* Aim of the exercise: Find all the lines with "preview" and gather them.
** START **
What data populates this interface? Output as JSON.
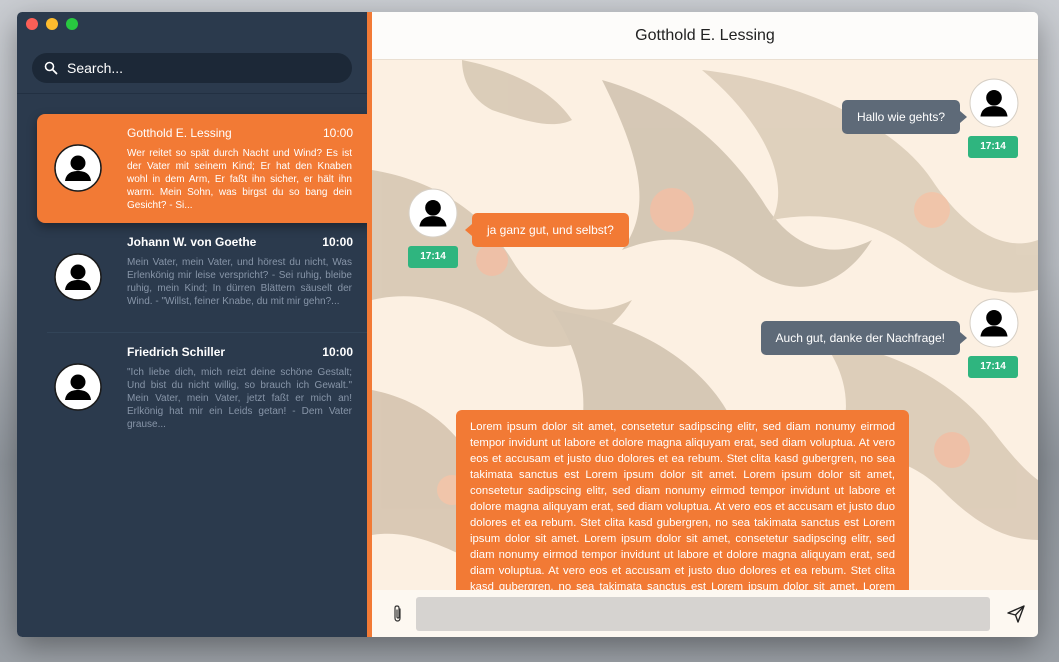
{
  "window": {
    "controls": [
      "close",
      "minimize",
      "zoom"
    ]
  },
  "sidebar": {
    "search": {
      "placeholder": "Search..."
    },
    "conversations": [
      {
        "name": "Gotthold E. Lessing",
        "time": "10:00",
        "preview": "Wer reitet so spät durch Nacht und Wind? Es ist der Vater mit seinem Kind; Er hat den Knaben wohl in dem Arm, Er faßt ihn sicher, er hält ihn warm. Mein Sohn, was birgst du so bang dein Gesicht? - Si...",
        "active": true
      },
      {
        "name": "Johann W. von Goethe",
        "time": "10:00",
        "preview": "Mein Vater, mein Vater, und hörest du nicht, Was Erlenkönig mir leise verspricht? - Sei ruhig, bleibe ruhig, mein Kind; In dürren Blättern säuselt der Wind. - \"Willst, feiner Knabe, du mit mir gehn?...",
        "active": false
      },
      {
        "name": "Friedrich Schiller",
        "time": "10:00",
        "preview": "\"Ich liebe dich, mich reizt deine schöne Gestalt; Und bist du nicht willig, so brauch ich Gewalt.\" Mein Vater, mein Vater, jetzt faßt er mich an! Erlkönig hat mir ein Leids getan! - Dem Vater grause...",
        "active": false
      }
    ]
  },
  "chat": {
    "title": "Gotthold E. Lessing",
    "messages": [
      {
        "side": "right",
        "text": "Hallo wie gehts?",
        "time": "17:14"
      },
      {
        "side": "left",
        "text": "ja ganz gut, und selbst?",
        "time": "17:14"
      },
      {
        "side": "right",
        "text": "Auch gut, danke der Nachfrage!",
        "time": "17:14"
      },
      {
        "side": "left",
        "text": "Lorem ipsum dolor sit amet, consetetur sadipscing elitr, sed diam nonumy eirmod tempor invidunt ut labore et dolore magna aliquyam erat, sed diam voluptua. At vero eos et accusam et justo duo dolores et ea rebum. Stet clita kasd gubergren, no sea takimata sanctus est Lorem ipsum dolor sit amet. Lorem ipsum dolor sit amet, consetetur sadipscing elitr, sed diam nonumy eirmod tempor invidunt ut labore et dolore magna aliquyam erat, sed diam voluptua. At vero eos et accusam et justo duo dolores et ea rebum. Stet clita kasd gubergren, no sea takimata sanctus est Lorem ipsum dolor sit amet. Lorem ipsum dolor sit amet, consetetur sadipscing elitr, sed diam nonumy eirmod tempor invidunt ut labore et dolore magna aliquyam erat, sed diam voluptua. At vero eos et accusam et justo duo dolores et ea rebum. Stet clita kasd gubergren, no sea takimata sanctus est Lorem ipsum dolor sit amet. Lorem ipsum dolor sit amet, consetetur sadipscing elitr, sed diam nonumy eirmod tempor invidunt ut labore et dolore magna aliquyam erat, sed diam voluptua."
      }
    ]
  },
  "composer": {
    "attach_icon": "paperclip-icon",
    "send_icon": "send-icon",
    "placeholder": ""
  },
  "colors": {
    "accent": "#f27a35",
    "sidebar": "#2b3a4d",
    "time_badge": "#2fb57f",
    "incoming_bubble": "#5e6a78"
  }
}
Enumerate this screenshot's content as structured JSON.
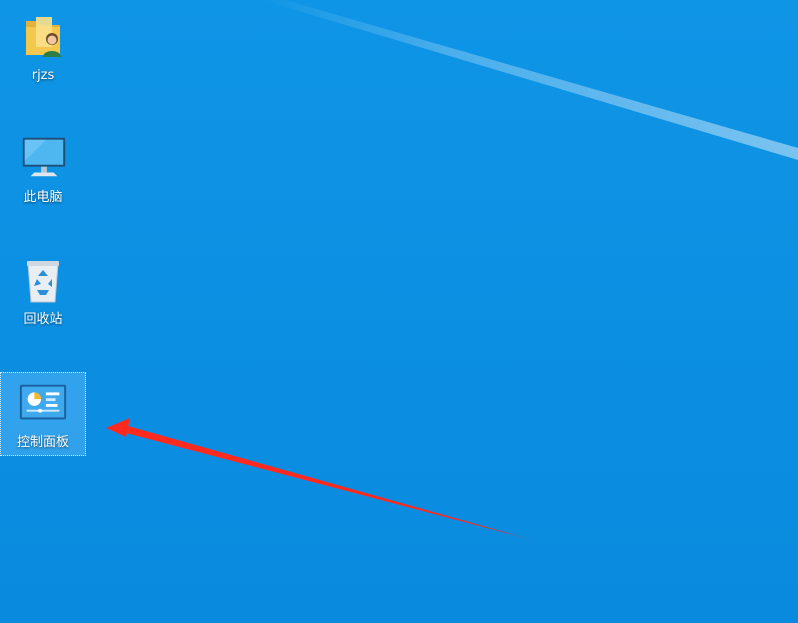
{
  "desktop": {
    "background_color": "#0b8fe2",
    "icons": [
      {
        "label": "rjzs",
        "icon": "user-folder-icon"
      },
      {
        "label": "此电脑",
        "icon": "computer-icon"
      },
      {
        "label": "回收站",
        "icon": "recycle-bin-icon"
      },
      {
        "label": "控制面板",
        "icon": "control-panel-icon",
        "selected": true
      }
    ]
  },
  "annotation": {
    "arrow_color": "#ff2a1f"
  }
}
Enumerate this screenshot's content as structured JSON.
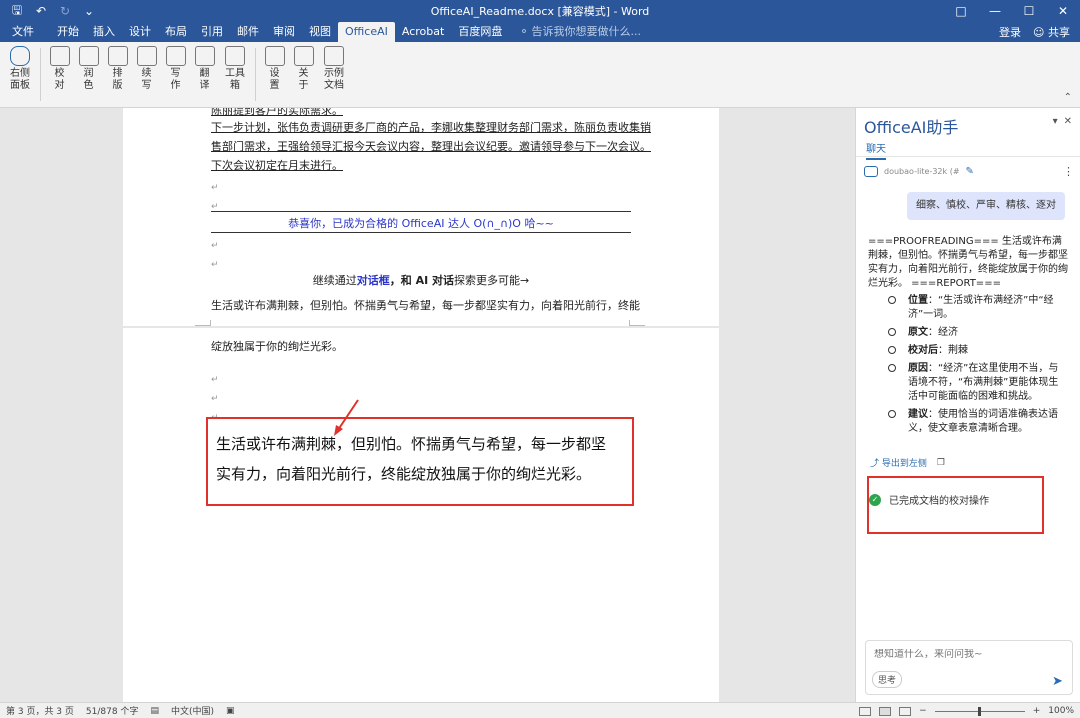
** END **
* Written response:
        "preview": "Wer reitet so spät durch Nacht und Wind? Es ist der Vater mit seinem Kind; Er hat den Knaben wohl in dem Arm, Er faßt ihn sicher, er hält ihn warm. Mein Sohn, was birgst du so bang dein Gesicht? - Si...",
        "preview": "Mein Vater, mein Vater, und hörest du nicht, Was Erlenkönig mir leise verspricht? - Sei ruhig, bleibe ruhig, mein Kind; In dürren Blättern säuselt der Wind. - \"Willst, feiner Knabe, du mit mir gehn?...",
        "preview": "\"Ich liebe dich, mich reizt deine schöne Gestalt; Und bist du nicht willig, so brauch ich Gewalt.\" Mein Vater, mein Vater, jetzt faßt er mich an! Erlkönig hat mir ein Leids getan! - Dem Vater grause...",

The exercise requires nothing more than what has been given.